#### Problem statement:
Return every record verbatim.

#### Exercise input:
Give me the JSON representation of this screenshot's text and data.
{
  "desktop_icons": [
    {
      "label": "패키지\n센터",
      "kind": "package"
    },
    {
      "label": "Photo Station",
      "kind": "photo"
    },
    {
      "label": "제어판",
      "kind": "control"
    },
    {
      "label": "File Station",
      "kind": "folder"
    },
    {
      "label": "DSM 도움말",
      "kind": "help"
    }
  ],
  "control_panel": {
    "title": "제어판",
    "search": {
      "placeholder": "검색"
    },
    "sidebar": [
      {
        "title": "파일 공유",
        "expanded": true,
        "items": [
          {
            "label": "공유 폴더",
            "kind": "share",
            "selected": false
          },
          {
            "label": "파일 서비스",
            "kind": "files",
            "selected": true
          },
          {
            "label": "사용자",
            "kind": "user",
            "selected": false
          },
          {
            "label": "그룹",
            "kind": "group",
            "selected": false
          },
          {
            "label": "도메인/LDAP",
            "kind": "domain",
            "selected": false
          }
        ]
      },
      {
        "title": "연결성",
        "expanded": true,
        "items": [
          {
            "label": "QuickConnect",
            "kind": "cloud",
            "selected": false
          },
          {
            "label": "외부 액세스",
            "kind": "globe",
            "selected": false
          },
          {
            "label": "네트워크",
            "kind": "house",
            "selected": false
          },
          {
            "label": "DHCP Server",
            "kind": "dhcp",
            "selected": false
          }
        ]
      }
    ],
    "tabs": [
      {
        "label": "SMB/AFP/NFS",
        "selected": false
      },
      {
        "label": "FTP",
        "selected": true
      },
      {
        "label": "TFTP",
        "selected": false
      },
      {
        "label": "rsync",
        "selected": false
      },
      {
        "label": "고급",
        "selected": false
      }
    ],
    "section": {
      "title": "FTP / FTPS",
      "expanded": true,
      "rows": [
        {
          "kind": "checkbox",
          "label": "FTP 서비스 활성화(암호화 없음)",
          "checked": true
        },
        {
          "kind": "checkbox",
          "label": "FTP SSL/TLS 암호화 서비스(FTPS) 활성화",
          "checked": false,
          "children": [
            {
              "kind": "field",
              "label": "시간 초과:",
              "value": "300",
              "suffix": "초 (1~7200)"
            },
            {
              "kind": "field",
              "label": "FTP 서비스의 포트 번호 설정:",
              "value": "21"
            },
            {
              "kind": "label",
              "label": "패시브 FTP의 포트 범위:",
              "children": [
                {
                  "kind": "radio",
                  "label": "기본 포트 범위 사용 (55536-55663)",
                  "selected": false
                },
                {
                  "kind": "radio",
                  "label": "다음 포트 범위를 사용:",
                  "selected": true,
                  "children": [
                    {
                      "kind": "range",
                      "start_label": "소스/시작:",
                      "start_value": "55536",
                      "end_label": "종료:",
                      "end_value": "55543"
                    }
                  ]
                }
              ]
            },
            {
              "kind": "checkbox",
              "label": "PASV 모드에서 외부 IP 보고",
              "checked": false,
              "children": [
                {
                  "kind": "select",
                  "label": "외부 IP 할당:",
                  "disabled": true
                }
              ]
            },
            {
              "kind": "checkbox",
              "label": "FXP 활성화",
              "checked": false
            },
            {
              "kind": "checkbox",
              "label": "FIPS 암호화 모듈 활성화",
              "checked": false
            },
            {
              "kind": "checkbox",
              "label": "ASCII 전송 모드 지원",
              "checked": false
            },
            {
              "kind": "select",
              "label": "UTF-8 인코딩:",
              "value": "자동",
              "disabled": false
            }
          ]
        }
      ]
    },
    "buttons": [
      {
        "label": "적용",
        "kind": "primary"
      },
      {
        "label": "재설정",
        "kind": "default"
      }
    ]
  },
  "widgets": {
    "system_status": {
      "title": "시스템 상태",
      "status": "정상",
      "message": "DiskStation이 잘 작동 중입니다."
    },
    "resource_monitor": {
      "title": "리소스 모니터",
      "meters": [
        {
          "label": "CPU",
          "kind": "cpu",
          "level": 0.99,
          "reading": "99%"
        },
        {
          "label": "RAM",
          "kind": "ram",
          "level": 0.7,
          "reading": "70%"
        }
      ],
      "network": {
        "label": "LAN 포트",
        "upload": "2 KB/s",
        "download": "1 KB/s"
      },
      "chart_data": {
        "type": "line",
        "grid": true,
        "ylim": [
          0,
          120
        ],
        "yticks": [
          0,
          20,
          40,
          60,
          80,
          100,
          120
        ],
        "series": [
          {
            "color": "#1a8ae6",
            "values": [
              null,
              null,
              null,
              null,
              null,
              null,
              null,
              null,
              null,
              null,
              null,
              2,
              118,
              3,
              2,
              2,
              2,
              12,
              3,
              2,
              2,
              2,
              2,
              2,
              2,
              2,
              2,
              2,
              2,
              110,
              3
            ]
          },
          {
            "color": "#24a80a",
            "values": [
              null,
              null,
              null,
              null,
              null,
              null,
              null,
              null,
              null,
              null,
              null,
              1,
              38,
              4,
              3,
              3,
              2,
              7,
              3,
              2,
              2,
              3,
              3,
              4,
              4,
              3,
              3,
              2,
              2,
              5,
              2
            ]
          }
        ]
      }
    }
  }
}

#### Answer to this problem:
Give me the JSON representation of this screenshot's text and data.
{
  "desktop_icons": [
    {
      "label": "패키지\n센터",
      "kind": "package"
    },
    {
      "label": "Photo Station",
      "kind": "photo"
    },
    {
      "label": "제어판",
      "kind": "control"
    },
    {
      "label": "File Station",
      "kind": "folder"
    },
    {
      "label": "DSM 도움말",
      "kind": "help"
    }
  ],
  "control_panel": {
    "title": "제어판",
    "search": {
      "placeholder": "검색"
    },
    "sidebar": [
      {
        "title": "파일 공유",
        "expanded": true,
        "items": [
          {
            "label": "공유 폴더",
            "kind": "share",
            "selected": false
          },
          {
            "label": "파일 서비스",
            "kind": "files",
            "selected": true
          },
          {
            "label": "사용자",
            "kind": "user",
            "selected": false
          },
          {
            "label": "그룹",
            "kind": "group",
            "selected": false
          },
          {
            "label": "도메인/LDAP",
            "kind": "domain",
            "selected": false
          }
        ]
      },
      {
        "title": "연결성",
        "expanded": true,
        "items": [
          {
            "label": "QuickConnect",
            "kind": "cloud",
            "selected": false
          },
          {
            "label": "외부 액세스",
            "kind": "globe",
            "selected": false
          },
          {
            "label": "네트워크",
            "kind": "house",
            "selected": false
          },
          {
            "label": "DHCP Server",
            "kind": "dhcp",
            "selected": false
          }
        ]
      }
    ],
    "tabs": [
      {
        "label": "SMB/AFP/NFS",
        "selected": false
      },
      {
        "label": "FTP",
        "selected": true
      },
      {
        "label": "TFTP",
        "selected": false
      },
      {
        "label": "rsync",
        "selected": false
      },
      {
        "label": "고급",
        "selected": false
      }
    ],
    "section": {
      "title": "FTP / FTPS",
      "expanded": true,
      "rows": [
        {
          "kind": "checkbox",
          "label": "FTP 서비스 활성화(암호화 없음)",
          "checked": true
        },
        {
          "kind": "checkbox",
          "label": "FTP SSL/TLS 암호화 서비스(FTPS) 활성화",
          "checked": false,
          "children": [
            {
              "kind": "field",
              "label": "시간 초과:",
              "value": "300",
              "suffix": "초 (1~7200)"
            },
            {
              "kind": "field",
              "label": "FTP 서비스의 포트 번호 설정:",
              "value": "21"
            },
            {
              "kind": "label",
              "label": "패시브 FTP의 포트 범위:",
              "children": [
                {
                  "kind": "radio",
                  "label": "기본 포트 범위 사용 (55536-55663)",
                  "selected": false
                },
                {
                  "kind": "radio",
                  "label": "다음 포트 범위를 사용:",
                  "selected": true,
                  "children": [
                    {
                      "kind": "range",
                      "start_label": "소스/시작:",
                      "start_value": "55536",
                      "end_label": "종료:",
                      "end_value": "55543"
                    }
                  ]
                }
              ]
            },
            {
              "kind": "checkbox",
              "label": "PASV 모드에서 외부 IP 보고",
              "checked": false,
              "children": [
                {
                  "kind": "select",
                  "label": "외부 IP 할당:",
                  "disabled": true
                }
              ]
            },
            {
              "kind": "checkbox",
              "label": "FXP 활성화",
              "checked": false
            },
            {
              "kind": "checkbox",
              "label": "FIPS 암호화 모듈 활성화",
              "checked": false
            },
            {
              "kind": "checkbox",
              "label": "ASCII 전송 모드 지원",
              "checked": false
            },
            {
              "kind": "select",
              "label": "UTF-8 인코딩:",
              "value": "자동",
              "disabled": false
            }
          ]
        }
      ]
    },
    "buttons": [
      {
        "label": "적용",
        "kind": "primary"
      },
      {
        "label": "재설정",
        "kind": "default"
      }
    ]
  },
  "widgets": {
    "system_status": {
      "title": "시스템 상태",
      "status": "정상",
      "message": "DiskStation이 잘 작동 중입니다."
    },
    "resource_monitor": {
      "title": "리소스 모니터",
      "meters": [
        {
          "label": "CPU",
          "kind": "cpu",
          "level": 0.99,
          "reading": "99%"
        },
        {
          "label": "RAM",
          "kind": "ram",
          "level": 0.7,
          "reading": "70%"
        }
      ],
      "network": {
        "label": "LAN 포트",
        "upload": "2 KB/s",
        "download": "1 KB/s"
      },
      "chart_data": {
        "type": "line",
        "grid": true,
        "ylim": [
          0,
          120
        ],
        "yticks": [
          0,
          20,
          40,
          60,
          80,
          100,
          120
        ],
        "series": [
          {
            "color": "#1a8ae6",
            "values": [
              null,
              null,
              null,
              null,
              null,
              null,
              null,
              null,
              null,
              null,
              null,
              2,
              118,
              3,
              2,
              2,
              2,
              12,
              3,
              2,
              2,
              2,
              2,
              2,
              2,
              2,
              2,
              2,
              2,
              110,
              3
            ]
          },
          {
            "color": "#24a80a",
            "values": [
              null,
              null,
              null,
              null,
              null,
              null,
              null,
              null,
              null,
              null,
              null,
              1,
              38,
              4,
              3,
              3,
              2,
              7,
              3,
              2,
              2,
              3,
              3,
              4,
              4,
              3,
              3,
              2,
              2,
              5,
              2
            ]
          }
        ]
      }
    }
  }
}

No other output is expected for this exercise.